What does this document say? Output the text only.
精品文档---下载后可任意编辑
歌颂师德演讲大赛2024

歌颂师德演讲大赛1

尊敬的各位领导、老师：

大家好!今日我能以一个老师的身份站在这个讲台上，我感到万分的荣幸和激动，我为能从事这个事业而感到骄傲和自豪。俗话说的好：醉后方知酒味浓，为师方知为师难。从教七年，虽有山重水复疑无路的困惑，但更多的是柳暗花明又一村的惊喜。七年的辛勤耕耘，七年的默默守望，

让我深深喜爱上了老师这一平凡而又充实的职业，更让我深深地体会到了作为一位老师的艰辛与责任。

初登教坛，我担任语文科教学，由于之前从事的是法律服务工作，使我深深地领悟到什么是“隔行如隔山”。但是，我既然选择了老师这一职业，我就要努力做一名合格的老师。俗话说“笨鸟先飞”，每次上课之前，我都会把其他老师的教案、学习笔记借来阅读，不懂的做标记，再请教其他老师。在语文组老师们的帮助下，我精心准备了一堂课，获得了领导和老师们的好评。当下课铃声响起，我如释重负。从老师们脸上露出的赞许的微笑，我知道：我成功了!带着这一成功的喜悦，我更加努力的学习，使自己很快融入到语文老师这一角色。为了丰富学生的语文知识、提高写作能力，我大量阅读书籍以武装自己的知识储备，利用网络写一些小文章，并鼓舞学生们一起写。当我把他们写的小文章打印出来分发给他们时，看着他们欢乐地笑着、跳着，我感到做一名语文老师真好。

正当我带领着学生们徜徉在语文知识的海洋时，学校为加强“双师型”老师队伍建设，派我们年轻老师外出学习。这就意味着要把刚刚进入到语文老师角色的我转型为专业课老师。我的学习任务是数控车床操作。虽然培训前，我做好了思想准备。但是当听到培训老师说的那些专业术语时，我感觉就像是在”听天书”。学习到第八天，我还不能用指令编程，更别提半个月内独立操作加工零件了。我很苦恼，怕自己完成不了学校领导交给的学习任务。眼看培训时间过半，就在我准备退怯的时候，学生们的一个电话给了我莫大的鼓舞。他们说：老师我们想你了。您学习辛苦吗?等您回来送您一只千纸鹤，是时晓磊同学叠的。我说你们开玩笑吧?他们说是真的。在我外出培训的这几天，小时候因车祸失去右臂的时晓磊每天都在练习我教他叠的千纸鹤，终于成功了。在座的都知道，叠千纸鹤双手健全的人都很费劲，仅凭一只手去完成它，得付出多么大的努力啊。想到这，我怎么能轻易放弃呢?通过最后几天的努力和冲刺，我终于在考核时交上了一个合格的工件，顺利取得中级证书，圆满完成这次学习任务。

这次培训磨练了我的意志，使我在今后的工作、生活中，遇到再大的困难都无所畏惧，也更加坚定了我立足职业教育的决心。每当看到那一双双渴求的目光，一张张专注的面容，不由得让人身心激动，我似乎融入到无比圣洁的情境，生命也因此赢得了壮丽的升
○ ○ ○ ○ ○
== WHAT IS REQUIRED ==
Print every record exactly as it was given.

== ANSWER TO THIS TASK ==
What does this document say? Output the text only.
精品文档---下载后可任意编辑
歌颂师德演讲大赛2024

歌颂师德演讲大赛1

尊敬的各位领导、老师：

大家好!今日我能以一个老师的身份站在这个讲台上，我感到万分的荣幸和激动，我为能从事这个事业而感到骄傲和自豪。俗话说的好：醉后方知酒味浓，为师方知为师难。从教七年，虽有山重水复疑无路的困惑，但更多的是柳暗花明又一村的惊喜。七年的辛勤耕耘，七年的默默守望，

让我深深喜爱上了老师这一平凡而又充实的职业，更让我深深地体会到了作为一位老师的艰辛与责任。

初登教坛，我担任语文科教学，由于之前从事的是法律服务工作，使我深深地领悟到什么是“隔行如隔山”。但是，我既然选择了老师这一职业，我就要努力做一名合格的老师。俗话说“笨鸟先飞”，每次上课之前，我都会把其他老师的教案、学习笔记借来阅读，不懂的做标记，再请教其他老师。在语文组老师们的帮助下，我精心准备了一堂课，获得了领导和老师们的好评。当下课铃声响起，我如释重负。从老师们脸上露出的赞许的微笑，我知道：我成功了!带着这一成功的喜悦，我更加努力的学习，使自己很快融入到语文老师这一角色。为了丰富学生的语文知识、提高写作能力，我大量阅读书籍以武装自己的知识储备，利用网络写一些小文章，并鼓舞学生们一起写。当我把他们写的小文章打印出来分发给他们时，看着他们欢乐地笑着、跳着，我感到做一名语文老师真好。

正当我带领着学生们徜徉在语文知识的海洋时，学校为加强“双师型”老师队伍建设，派我们年轻老师外出学习。这就意味着要把刚刚进入到语文老师角色的我转型为专业课老师。我的学习任务是数控车床操作。虽然培训前，我做好了思想准备。但是当听到培训老师说的那些专业术语时，我感觉就像是在”听天书”。学习到第八天，我还不能用指令编程，更别提半个月内独立操作加工零件了。我很苦恼，怕自己完成不了学校领导交给的学习任务。眼看培训时间过半，就在我准备退怯的时候，学生们的一个电话给了我莫大的鼓舞。他们说：老师我们想你了。您学习辛苦吗?等您回来送您一只千纸鹤，是时晓磊同学叠的。我说你们开玩笑吧?他们说是真的。在我外出培训的这几天，小时候因车祸失去右臂的时晓磊每天都在练习我教他叠的千纸鹤，终于成功了。在座的都知道，叠千纸鹤双手健全的人都很费劲，仅凭一只手去完成它，得付出多么大的努力啊。想到这，我怎么能轻易放弃呢?通过最后几天的努力和冲刺，我终于在考核时交上了一个合格的工件，顺利取得中级证书，圆满完成这次学习任务。

这次培训磨练了我的意志，使我在今后的工作、生活中，遇到再大的困难都无所畏惧，也更加坚定了我立足职业教育的决心。每当看到那一双双渴求的目光，一张张专注的面容，不由得让人身心激动，我似乎融入到无比圣洁的情境，生命也因此赢得了壮丽的升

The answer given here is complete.